# PROBLEM TO SOLVE
Set down each record exactly as written.

# AVAILABLE DATA
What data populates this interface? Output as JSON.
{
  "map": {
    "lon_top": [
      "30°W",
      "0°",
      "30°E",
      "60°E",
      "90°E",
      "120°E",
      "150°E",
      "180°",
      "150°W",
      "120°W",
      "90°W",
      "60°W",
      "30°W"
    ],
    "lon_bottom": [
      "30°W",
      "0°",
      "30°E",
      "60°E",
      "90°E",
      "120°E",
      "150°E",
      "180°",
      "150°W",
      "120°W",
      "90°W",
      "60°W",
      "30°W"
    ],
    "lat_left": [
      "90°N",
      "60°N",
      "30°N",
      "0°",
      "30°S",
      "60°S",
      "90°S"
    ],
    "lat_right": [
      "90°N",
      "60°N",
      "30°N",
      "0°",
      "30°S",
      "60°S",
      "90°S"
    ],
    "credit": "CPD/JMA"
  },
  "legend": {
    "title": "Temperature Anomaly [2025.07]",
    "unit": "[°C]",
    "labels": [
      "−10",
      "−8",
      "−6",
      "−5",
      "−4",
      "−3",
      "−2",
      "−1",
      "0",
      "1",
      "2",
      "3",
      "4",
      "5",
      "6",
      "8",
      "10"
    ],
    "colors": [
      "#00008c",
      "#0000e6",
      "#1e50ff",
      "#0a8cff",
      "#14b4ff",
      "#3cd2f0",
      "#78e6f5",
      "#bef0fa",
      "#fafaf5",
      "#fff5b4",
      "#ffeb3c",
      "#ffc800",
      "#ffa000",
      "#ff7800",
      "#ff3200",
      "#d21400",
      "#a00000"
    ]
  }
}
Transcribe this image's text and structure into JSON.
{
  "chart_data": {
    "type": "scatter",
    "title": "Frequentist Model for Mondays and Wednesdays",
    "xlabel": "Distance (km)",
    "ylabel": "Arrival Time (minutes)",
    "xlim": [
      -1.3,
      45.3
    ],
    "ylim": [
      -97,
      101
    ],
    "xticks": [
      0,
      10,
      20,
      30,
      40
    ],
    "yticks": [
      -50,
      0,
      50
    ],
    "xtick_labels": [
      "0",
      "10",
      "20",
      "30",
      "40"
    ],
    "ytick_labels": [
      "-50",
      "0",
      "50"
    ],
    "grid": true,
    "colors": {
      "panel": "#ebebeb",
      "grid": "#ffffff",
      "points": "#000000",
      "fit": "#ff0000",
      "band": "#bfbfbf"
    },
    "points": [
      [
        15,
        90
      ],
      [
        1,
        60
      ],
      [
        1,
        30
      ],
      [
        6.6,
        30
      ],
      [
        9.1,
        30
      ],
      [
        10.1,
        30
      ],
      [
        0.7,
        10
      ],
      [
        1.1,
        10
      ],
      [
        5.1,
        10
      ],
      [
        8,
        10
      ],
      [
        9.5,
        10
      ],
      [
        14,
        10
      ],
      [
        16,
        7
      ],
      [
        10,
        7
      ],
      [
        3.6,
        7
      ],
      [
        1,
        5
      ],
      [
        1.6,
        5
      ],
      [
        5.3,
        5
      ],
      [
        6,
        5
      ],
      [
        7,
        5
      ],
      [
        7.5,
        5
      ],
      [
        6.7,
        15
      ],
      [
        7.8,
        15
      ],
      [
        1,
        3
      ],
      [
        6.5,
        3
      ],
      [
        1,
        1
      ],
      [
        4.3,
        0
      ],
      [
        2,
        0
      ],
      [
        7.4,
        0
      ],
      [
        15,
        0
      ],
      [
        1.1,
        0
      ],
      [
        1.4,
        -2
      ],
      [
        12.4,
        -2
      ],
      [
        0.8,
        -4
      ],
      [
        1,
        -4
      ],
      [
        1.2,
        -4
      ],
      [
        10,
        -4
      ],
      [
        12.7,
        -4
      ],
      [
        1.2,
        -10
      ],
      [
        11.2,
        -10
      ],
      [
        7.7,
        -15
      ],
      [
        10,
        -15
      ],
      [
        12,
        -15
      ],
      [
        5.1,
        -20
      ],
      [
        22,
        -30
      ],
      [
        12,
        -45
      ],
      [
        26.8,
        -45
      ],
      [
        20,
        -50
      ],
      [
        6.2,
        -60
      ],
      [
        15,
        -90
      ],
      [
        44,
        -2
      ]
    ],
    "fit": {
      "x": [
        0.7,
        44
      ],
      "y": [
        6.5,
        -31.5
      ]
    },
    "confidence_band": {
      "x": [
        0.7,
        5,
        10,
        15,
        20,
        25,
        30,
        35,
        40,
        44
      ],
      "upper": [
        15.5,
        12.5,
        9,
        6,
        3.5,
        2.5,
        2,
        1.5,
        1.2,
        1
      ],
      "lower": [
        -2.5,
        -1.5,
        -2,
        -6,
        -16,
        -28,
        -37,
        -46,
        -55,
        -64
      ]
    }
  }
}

# RESPONSE BELOW
What data populates this interface? Output as JSON.
{
  "map": {
    "lon_top": [
      "30°W",
      "0°",
      "30°E",
      "60°E",
      "90°E",
      "120°E",
      "150°E",
      "180°",
      "150°W",
      "120°W",
      "90°W",
      "60°W",
      "30°W"
    ],
    "lon_bottom": [
      "30°W",
      "0°",
      "30°E",
      "60°E",
      "90°E",
      "120°E",
      "150°E",
      "180°",
      "150°W",
      "120°W",
      "90°W",
      "60°W",
      "30°W"
    ],
    "lat_left": [
      "90°N",
      "60°N",
      "30°N",
      "0°",
      "30°S",
      "60°S",
      "90°S"
    ],
    "lat_right": [
      "90°N",
      "60°N",
      "30°N",
      "0°",
      "30°S",
      "60°S",
      "90°S"
    ],
    "credit": "CPD/JMA"
  },
  "legend": {
    "title": "Temperature Anomaly [2025.07]",
    "unit": "[°C]",
    "labels": [
      "−10",
      "−8",
      "−6",
      "−5",
      "−4",
      "−3",
      "−2",
      "−1",
      "0",
      "1",
      "2",
      "3",
      "4",
      "5",
      "6",
      "8",
      "10"
    ],
    "colors": [
      "#00008c",
      "#0000e6",
      "#1e50ff",
      "#0a8cff",
      "#14b4ff",
      "#3cd2f0",
      "#78e6f5",
      "#bef0fa",
      "#fafaf5",
      "#fff5b4",
      "#ffeb3c",
      "#ffc800",
      "#ffa000",
      "#ff7800",
      "#ff3200",
      "#d21400",
      "#a00000"
    ]
  }
}
Transcribe this image's text and structure into JSON.
{
  "chart_data": {
    "type": "scatter",
    "title": "Frequentist Model for Mondays and Wednesdays",
    "xlabel": "Distance (km)",
    "ylabel": "Arrival Time (minutes)",
    "xlim": [
      -1.3,
      45.3
    ],
    "ylim": [
      -97,
      101
    ],
    "xticks": [
      0,
      10,
      20,
      30,
      40
    ],
    "yticks": [
      -50,
      0,
      50
    ],
    "xtick_labels": [
      "0",
      "10",
      "20",
      "30",
      "40"
    ],
    "ytick_labels": [
      "-50",
      "0",
      "50"
    ],
    "grid": true,
    "colors": {
      "panel": "#ebebeb",
      "grid": "#ffffff",
      "points": "#000000",
      "fit": "#ff0000",
      "band": "#bfbfbf"
    },
    "points": [
      [
        15,
        90
      ],
      [
        1,
        60
      ],
      [
        1,
        30
      ],
      [
        6.6,
        30
      ],
      [
        9.1,
        30
      ],
      [
        10.1,
        30
      ],
      [
        0.7,
        10
      ],
      [
        1.1,
        10
      ],
      [
        5.1,
        10
      ],
      [
        8,
        10
      ],
      [
        9.5,
        10
      ],
      [
        14,
        10
      ],
      [
        16,
        7
      ],
      [
        10,
        7
      ],
      [
        3.6,
        7
      ],
      [
        1,
        5
      ],
      [
        1.6,
        5
      ],
      [
        5.3,
        5
      ],
      [
        6,
        5
      ],
      [
        7,
        5
      ],
      [
        7.5,
        5
      ],
      [
        6.7,
        15
      ],
      [
        7.8,
        15
      ],
      [
        1,
        3
      ],
      [
        6.5,
        3
      ],
      [
        1,
        1
      ],
      [
        4.3,
        0
      ],
      [
        2,
        0
      ],
      [
        7.4,
        0
      ],
      [
        15,
        0
      ],
      [
        1.1,
        0
      ],
      [
        1.4,
        -2
      ],
      [
        12.4,
        -2
      ],
      [
        0.8,
        -4
      ],
      [
        1,
        -4
      ],
      [
        1.2,
        -4
      ],
      [
        10,
        -4
      ],
      [
        12.7,
        -4
      ],
      [
        1.2,
        -10
      ],
      [
        11.2,
        -10
      ],
      [
        7.7,
        -15
      ],
      [
        10,
        -15
      ],
      [
        12,
        -15
      ],
      [
        5.1,
        -20
      ],
      [
        22,
        -30
      ],
      [
        12,
        -45
      ],
      [
        26.8,
        -45
      ],
      [
        20,
        -50
      ],
      [
        6.2,
        -60
      ],
      [
        15,
        -90
      ],
      [
        44,
        -2
      ]
    ],
    "fit": {
      "x": [
        0.7,
        44
      ],
      "y": [
        6.5,
        -31.5
      ]
    },
    "confidence_band": {
      "x": [
        0.7,
        5,
        10,
        15,
        20,
        25,
        30,
        35,
        40,
        44
      ],
      "upper": [
        15.5,
        12.5,
        9,
        6,
        3.5,
        2.5,
        2,
        1.5,
        1.2,
        1
      ],
      "lower": [
        -2.5,
        -1.5,
        -2,
        -6,
        -16,
        -28,
        -37,
        -46,
        -55,
        -64
      ]
    }
  }
}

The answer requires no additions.